For each line of the data below that holds "JSON", copy the line.

Dataset records:
________________________________________

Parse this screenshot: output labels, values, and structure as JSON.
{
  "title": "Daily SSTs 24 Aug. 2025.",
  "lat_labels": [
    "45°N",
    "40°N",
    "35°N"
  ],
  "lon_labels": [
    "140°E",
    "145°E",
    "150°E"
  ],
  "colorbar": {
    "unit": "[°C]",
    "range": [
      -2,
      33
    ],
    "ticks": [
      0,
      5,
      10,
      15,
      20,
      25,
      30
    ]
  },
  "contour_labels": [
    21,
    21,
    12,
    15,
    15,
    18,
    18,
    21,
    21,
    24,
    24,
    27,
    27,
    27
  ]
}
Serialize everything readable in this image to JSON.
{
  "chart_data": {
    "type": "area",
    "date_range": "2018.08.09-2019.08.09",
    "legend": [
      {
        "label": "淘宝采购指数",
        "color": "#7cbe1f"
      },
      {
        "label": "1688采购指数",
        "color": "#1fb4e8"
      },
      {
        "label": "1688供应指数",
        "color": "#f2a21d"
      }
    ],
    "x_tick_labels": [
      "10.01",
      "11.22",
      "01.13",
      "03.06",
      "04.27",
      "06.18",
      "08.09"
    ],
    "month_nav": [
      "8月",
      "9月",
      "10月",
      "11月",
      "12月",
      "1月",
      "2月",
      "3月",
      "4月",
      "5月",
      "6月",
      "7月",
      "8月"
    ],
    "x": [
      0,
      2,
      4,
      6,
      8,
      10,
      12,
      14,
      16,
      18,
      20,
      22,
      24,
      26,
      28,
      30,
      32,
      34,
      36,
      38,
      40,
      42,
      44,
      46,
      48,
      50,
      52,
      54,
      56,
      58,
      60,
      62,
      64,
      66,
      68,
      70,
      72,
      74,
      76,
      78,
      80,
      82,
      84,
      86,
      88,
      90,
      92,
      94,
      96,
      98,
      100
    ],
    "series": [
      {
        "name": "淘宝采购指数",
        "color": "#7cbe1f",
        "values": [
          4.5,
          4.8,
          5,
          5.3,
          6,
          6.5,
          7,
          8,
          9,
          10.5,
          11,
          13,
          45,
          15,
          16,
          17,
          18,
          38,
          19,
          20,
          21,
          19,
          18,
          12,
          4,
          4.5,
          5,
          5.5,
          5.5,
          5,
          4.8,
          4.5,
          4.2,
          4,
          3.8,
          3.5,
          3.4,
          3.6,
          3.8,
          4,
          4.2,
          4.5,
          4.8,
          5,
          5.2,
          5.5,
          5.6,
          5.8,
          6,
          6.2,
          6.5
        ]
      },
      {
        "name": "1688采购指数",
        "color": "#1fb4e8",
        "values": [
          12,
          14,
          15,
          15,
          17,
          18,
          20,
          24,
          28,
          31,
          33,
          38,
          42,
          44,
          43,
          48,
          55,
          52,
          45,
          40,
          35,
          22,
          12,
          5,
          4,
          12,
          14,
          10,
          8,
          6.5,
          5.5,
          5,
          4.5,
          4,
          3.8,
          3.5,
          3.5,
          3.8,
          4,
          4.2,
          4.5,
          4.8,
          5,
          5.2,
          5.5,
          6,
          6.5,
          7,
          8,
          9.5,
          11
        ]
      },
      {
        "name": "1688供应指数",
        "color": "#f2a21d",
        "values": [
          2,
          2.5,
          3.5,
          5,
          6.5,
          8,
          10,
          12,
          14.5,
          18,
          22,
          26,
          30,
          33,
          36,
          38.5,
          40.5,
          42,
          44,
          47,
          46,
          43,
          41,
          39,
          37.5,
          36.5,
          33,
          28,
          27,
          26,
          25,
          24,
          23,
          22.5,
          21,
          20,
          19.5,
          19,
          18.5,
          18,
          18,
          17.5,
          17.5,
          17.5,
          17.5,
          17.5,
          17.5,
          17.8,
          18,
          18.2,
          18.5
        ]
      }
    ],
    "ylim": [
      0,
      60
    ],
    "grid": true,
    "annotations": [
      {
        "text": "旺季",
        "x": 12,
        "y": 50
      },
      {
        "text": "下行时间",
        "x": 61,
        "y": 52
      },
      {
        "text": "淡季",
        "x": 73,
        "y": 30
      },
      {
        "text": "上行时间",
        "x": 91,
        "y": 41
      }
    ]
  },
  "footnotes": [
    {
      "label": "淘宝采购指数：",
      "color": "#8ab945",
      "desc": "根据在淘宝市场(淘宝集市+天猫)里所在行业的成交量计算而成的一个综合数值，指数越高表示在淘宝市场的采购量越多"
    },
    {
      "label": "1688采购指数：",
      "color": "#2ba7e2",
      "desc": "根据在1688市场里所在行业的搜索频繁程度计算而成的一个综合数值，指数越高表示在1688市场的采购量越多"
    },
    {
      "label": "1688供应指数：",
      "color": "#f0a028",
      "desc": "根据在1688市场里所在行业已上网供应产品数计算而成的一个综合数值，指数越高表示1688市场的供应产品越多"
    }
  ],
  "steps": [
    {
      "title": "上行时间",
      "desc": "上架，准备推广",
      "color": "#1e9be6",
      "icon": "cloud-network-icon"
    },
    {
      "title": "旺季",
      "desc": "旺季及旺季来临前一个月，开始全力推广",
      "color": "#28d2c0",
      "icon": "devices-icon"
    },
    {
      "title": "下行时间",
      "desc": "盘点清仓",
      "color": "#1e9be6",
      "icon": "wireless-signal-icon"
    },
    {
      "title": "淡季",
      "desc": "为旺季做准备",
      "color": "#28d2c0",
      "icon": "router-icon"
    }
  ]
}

________________________________________

Output:
Parse this screenshot: output labels, values, and structure as JSON.
Serialize everything readable in this image to JSON.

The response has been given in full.